# DIRECTIVE:
Write out the whole listing, matching it exactly.

# INPUT RECORDS:
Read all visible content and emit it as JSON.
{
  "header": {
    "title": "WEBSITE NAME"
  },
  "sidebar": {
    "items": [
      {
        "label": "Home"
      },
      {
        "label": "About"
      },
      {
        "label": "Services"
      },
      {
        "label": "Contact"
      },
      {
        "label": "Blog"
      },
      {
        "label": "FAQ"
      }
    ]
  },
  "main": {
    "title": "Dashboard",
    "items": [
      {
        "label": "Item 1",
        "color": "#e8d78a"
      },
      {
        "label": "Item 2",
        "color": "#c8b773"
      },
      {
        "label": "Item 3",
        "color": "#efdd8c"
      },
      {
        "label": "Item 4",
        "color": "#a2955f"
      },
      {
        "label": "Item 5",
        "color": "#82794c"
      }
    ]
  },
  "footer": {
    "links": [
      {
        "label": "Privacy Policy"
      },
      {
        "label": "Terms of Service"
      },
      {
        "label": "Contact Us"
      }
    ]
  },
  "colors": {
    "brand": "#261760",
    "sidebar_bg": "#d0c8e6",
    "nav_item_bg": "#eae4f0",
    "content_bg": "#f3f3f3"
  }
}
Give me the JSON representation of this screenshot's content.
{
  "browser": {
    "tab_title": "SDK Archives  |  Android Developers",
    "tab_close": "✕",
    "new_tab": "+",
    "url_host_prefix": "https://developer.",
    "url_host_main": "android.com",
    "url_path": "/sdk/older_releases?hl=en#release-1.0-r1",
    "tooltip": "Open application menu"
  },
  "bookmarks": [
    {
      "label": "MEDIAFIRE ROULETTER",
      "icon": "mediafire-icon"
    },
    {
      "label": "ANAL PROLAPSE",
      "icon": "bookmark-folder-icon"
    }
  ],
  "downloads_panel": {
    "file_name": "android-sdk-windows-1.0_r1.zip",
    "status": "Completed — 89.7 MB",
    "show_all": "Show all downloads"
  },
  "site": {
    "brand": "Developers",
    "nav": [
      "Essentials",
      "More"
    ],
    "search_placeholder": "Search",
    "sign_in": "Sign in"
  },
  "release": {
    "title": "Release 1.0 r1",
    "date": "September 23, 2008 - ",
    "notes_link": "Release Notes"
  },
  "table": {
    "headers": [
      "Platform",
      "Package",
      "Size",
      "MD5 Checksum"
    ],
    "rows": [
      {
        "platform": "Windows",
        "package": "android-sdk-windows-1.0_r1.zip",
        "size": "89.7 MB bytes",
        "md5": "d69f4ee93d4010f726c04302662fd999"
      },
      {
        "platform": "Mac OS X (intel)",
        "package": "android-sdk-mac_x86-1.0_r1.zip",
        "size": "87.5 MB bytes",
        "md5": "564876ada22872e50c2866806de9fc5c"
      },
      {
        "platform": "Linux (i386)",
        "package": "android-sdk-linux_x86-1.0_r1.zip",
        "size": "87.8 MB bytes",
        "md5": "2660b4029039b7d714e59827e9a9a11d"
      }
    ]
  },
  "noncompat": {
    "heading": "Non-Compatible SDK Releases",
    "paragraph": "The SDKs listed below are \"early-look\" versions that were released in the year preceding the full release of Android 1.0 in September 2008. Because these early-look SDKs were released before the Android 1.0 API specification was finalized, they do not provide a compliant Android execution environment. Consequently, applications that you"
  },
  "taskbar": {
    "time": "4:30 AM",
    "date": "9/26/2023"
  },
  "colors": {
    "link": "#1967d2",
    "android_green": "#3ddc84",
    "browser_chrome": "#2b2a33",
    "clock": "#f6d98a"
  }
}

# REPLY TO THE EXERCISE:
Read all visible content and emit it as JSON.
{
  "header": {
    "title": "WEBSITE NAME"
  },
  "sidebar": {
    "items": [
      {
        "label": "Home"
      },
      {
        "label": "About"
      },
      {
        "label": "Services"
      },
      {
        "label": "Contact"
      },
      {
        "label": "Blog"
      },
      {
        "label": "FAQ"
      }
    ]
  },
  "main": {
    "title": "Dashboard",
    "items": [
      {
        "label": "Item 1",
        "color": "#e8d78a"
      },
      {
        "label": "Item 2",
        "color": "#c8b773"
      },
      {
        "label": "Item 3",
        "color": "#efdd8c"
      },
      {
        "label": "Item 4",
        "color": "#a2955f"
      },
      {
        "label": "Item 5",
        "color": "#82794c"
      }
    ]
  },
  "footer": {
    "links": [
      {
        "label": "Privacy Policy"
      },
      {
        "label": "Terms of Service"
      },
      {
        "label": "Contact Us"
      }
    ]
  },
  "colors": {
    "brand": "#261760",
    "sidebar_bg": "#d0c8e6",
    "nav_item_bg": "#eae4f0",
    "content_bg": "#f3f3f3"
  }
}
Give me the JSON representation of this screenshot's content.
{
  "browser": {
    "tab_title": "SDK Archives  |  Android Developers",
    "tab_close": "✕",
    "new_tab": "+",
    "url_host_prefix": "https://developer.",
    "url_host_main": "android.com",
    "url_path": "/sdk/older_releases?hl=en#release-1.0-r1",
    "tooltip": "Open application menu"
  },
  "bookmarks": [
    {
      "label": "MEDIAFIRE ROULETTER",
      "icon": "mediafire-icon"
    },
    {
      "label": "ANAL PROLAPSE",
      "icon": "bookmark-folder-icon"
    }
  ],
  "downloads_panel": {
    "file_name": "android-sdk-windows-1.0_r1.zip",
    "status": "Completed — 89.7 MB",
    "show_all": "Show all downloads"
  },
  "site": {
    "brand": "Developers",
    "nav": [
      "Essentials",
      "More"
    ],
    "search_placeholder": "Search",
    "sign_in": "Sign in"
  },
  "release": {
    "title": "Release 1.0 r1",
    "date": "September 23, 2008 - ",
    "notes_link": "Release Notes"
  },
  "table": {
    "headers": [
      "Platform",
      "Package",
      "Size",
      "MD5 Checksum"
    ],
    "rows": [
      {
        "platform": "Windows",
        "package": "android-sdk-windows-1.0_r1.zip",
        "size": "89.7 MB bytes",
        "md5": "d69f4ee93d4010f726c04302662fd999"
      },
      {
        "platform": "Mac OS X (intel)",
        "package": "android-sdk-mac_x86-1.0_r1.zip",
        "size": "87.5 MB bytes",
        "md5": "564876ada22872e50c2866806de9fc5c"
      },
      {
        "platform": "Linux (i386)",
        "package": "android-sdk-linux_x86-1.0_r1.zip",
        "size": "87.8 MB bytes",
        "md5": "2660b4029039b7d714e59827e9a9a11d"
      }
    ]
  },
  "noncompat": {
    "heading": "Non-Compatible SDK Releases",
    "paragraph": "The SDKs listed below are \"early-look\" versions that were released in the year preceding the full release of Android 1.0 in September 2008. Because these early-look SDKs were released before the Android 1.0 API specification was finalized, they do not provide a compliant Android execution environment. Consequently, applications that you"
  },
  "taskbar": {
    "time": "4:30 AM",
    "date": "9/26/2023"
  },
  "colors": {
    "link": "#1967d2",
    "android_green": "#3ddc84",
    "browser_chrome": "#2b2a33",
    "clock": "#f6d98a"
  }
}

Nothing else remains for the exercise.